- [TASK INPUT]
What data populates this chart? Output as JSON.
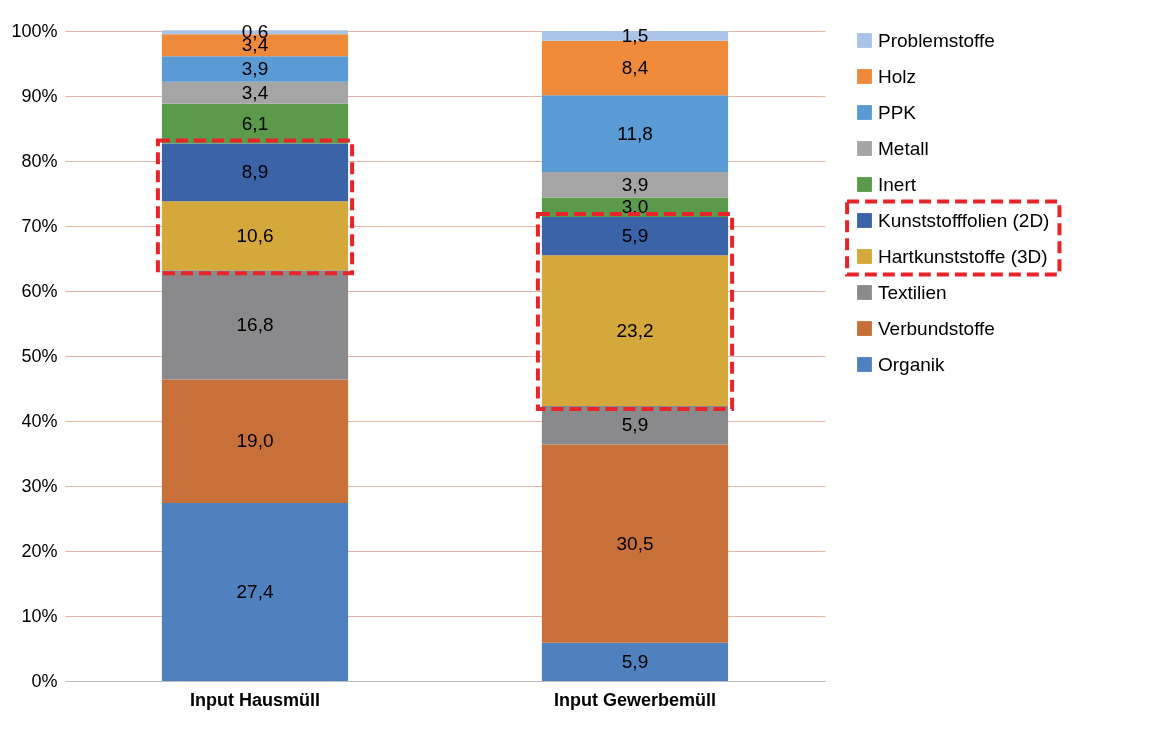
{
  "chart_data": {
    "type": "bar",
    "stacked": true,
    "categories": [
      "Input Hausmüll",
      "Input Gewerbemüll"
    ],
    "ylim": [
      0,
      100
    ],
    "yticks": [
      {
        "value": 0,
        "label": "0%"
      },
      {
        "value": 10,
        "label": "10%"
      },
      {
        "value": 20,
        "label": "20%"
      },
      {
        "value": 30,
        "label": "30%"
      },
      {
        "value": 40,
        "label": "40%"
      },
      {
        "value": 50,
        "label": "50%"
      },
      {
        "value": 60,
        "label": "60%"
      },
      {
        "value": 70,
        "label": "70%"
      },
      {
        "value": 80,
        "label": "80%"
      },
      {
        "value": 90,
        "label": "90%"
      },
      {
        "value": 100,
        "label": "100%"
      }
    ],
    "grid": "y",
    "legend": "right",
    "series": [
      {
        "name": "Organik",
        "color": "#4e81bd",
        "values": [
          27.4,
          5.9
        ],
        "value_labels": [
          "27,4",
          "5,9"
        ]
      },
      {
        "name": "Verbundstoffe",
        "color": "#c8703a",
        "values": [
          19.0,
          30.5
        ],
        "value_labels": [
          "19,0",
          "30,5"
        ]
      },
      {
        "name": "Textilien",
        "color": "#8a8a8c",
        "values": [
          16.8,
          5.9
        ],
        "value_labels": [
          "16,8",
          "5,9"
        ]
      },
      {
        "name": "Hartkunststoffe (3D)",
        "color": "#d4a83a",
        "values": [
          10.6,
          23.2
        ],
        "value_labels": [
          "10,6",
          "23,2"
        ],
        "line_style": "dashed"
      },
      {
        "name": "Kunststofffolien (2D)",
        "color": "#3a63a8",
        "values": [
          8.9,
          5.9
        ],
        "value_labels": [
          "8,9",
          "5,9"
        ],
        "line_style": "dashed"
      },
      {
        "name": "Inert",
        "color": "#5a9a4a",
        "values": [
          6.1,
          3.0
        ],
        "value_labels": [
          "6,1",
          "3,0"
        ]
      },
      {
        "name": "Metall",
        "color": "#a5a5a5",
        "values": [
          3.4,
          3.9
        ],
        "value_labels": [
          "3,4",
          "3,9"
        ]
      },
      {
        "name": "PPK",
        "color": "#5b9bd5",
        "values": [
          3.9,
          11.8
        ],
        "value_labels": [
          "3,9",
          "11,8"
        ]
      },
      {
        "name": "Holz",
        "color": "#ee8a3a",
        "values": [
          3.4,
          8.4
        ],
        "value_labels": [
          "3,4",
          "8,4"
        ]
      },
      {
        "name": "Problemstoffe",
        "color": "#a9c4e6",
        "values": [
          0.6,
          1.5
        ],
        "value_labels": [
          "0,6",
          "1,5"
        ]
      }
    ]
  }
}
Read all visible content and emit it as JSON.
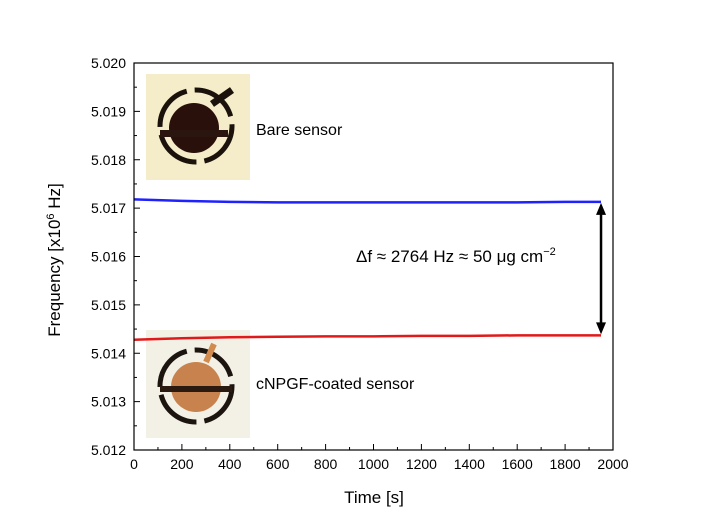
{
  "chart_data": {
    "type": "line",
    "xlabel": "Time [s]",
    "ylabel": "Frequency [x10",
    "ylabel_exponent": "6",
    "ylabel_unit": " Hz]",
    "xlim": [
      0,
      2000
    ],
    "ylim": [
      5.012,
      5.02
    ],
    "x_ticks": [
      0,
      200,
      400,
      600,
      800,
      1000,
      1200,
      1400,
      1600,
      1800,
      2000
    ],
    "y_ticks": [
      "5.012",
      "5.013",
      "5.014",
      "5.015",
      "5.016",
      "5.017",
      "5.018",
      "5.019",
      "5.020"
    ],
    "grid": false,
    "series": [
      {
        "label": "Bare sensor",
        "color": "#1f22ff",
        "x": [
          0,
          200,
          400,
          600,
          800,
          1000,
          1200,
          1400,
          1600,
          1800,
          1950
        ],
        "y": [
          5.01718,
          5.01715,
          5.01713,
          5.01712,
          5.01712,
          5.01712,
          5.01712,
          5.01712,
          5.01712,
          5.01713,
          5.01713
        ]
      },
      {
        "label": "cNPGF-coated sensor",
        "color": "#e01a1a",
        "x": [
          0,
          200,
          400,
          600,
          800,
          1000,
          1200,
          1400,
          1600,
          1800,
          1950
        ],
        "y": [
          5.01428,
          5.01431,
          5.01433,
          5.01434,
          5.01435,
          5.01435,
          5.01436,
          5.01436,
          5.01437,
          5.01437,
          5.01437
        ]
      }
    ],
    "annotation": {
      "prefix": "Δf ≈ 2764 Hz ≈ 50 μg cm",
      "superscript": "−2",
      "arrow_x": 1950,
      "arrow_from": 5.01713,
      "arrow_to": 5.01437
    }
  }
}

- [SET TASK]
Return all the entries word for word, but omit any pictures they contain.

- [RESULT]
What data populates this chart? Output as JSON.
{
  "chart_data": {
    "type": "bar",
    "stacked": true,
    "categories": [
      "Input Hausmüll",
      "Input Gewerbemüll"
    ],
    "ylim": [
      0,
      100
    ],
    "yticks": [
      {
        "value": 0,
        "label": "0%"
      },
      {
        "value": 10,
        "label": "10%"
      },
      {
        "value": 20,
        "label": "20%"
      },
      {
        "value": 30,
        "label": "30%"
      },
      {
        "value": 40,
        "label": "40%"
      },
      {
        "value": 50,
        "label": "50%"
      },
      {
        "value": 60,
        "label": "60%"
      },
      {
        "value": 70,
        "label": "70%"
      },
      {
        "value": 80,
        "label": "80%"
      },
      {
        "value": 90,
        "label": "90%"
      },
      {
        "value": 100,
        "label": "100%"
      }
    ],
    "grid": "y",
    "legend": "right",
    "series": [
      {
        "name": "Organik",
        "color": "#4e81bd",
        "values": [
          27.4,
          5.9
        ],
        "value_labels": [
          "27,4",
          "5,9"
        ]
      },
      {
        "name": "Verbundstoffe",
        "color": "#c8703a",
        "values": [
          19.0,
          30.5
        ],
        "value_labels": [
          "19,0",
          "30,5"
        ]
      },
      {
        "name": "Textilien",
        "color": "#8a8a8c",
        "values": [
          16.8,
          5.9
        ],
        "value_labels": [
          "16,8",
          "5,9"
        ]
      },
      {
        "name": "Hartkunststoffe (3D)",
        "color": "#d4a83a",
        "values": [
          10.6,
          23.2
        ],
        "value_labels": [
          "10,6",
          "23,2"
        ],
        "line_style": "dashed"
      },
      {
        "name": "Kunststofffolien (2D)",
        "color": "#3a63a8",
        "values": [
          8.9,
          5.9
        ],
        "value_labels": [
          "8,9",
          "5,9"
        ],
        "line_style": "dashed"
      },
      {
        "name": "Inert",
        "color": "#5a9a4a",
        "values": [
          6.1,
          3.0
        ],
        "value_labels": [
          "6,1",
          "3,0"
        ]
      },
      {
        "name": "Metall",
        "color": "#a5a5a5",
        "values": [
          3.4,
          3.9
        ],
        "value_labels": [
          "3,4",
          "3,9"
        ]
      },
      {
        "name": "PPK",
        "color": "#5b9bd5",
        "values": [
          3.9,
          11.8
        ],
        "value_labels": [
          "3,9",
          "11,8"
        ]
      },
      {
        "name": "Holz",
        "color": "#ee8a3a",
        "values": [
          3.4,
          8.4
        ],
        "value_labels": [
          "3,4",
          "8,4"
        ]
      },
      {
        "name": "Problemstoffe",
        "color": "#a9c4e6",
        "values": [
          0.6,
          1.5
        ],
        "value_labels": [
          "0,6",
          "1,5"
        ]
      }
    ]
  }
}
Read all visible content and emit it as JSON.
{
  "chart_data": {
    "type": "line",
    "xlabel": "Time [s]",
    "ylabel": "Frequency [x10",
    "ylabel_exponent": "6",
    "ylabel_unit": " Hz]",
    "xlim": [
      0,
      2000
    ],
    "ylim": [
      5.012,
      5.02
    ],
    "x_ticks": [
      0,
      200,
      400,
      600,
      800,
      1000,
      1200,
      1400,
      1600,
      1800,
      2000
    ],
    "y_ticks": [
      "5.012",
      "5.013",
      "5.014",
      "5.015",
      "5.016",
      "5.017",
      "5.018",
      "5.019",
      "5.020"
    ],
    "grid": false,
    "series": [
      {
        "label": "Bare sensor",
        "color": "#1f22ff",
        "x": [
          0,
          200,
          400,
          600,
          800,
          1000,
          1200,
          1400,
          1600,
          1800,
          1950
        ],
        "y": [
          5.01718,
          5.01715,
          5.01713,
          5.01712,
          5.01712,
          5.01712,
          5.01712,
          5.01712,
          5.01712,
          5.01713,
          5.01713
        ]
      },
      {
        "label": "cNPGF-coated sensor",
        "color": "#e01a1a",
        "x": [
          0,
          200,
          400,
          600,
          800,
          1000,
          1200,
          1400,
          1600,
          1800,
          1950
        ],
        "y": [
          5.01428,
          5.01431,
          5.01433,
          5.01434,
          5.01435,
          5.01435,
          5.01436,
          5.01436,
          5.01437,
          5.01437,
          5.01437
        ]
      }
    ],
    "annotation": {
      "prefix": "Δf ≈ 2764 Hz ≈ 50 μg cm",
      "superscript": "−2",
      "arrow_x": 1950,
      "arrow_from": 5.01713,
      "arrow_to": 5.01437
    }
  }
}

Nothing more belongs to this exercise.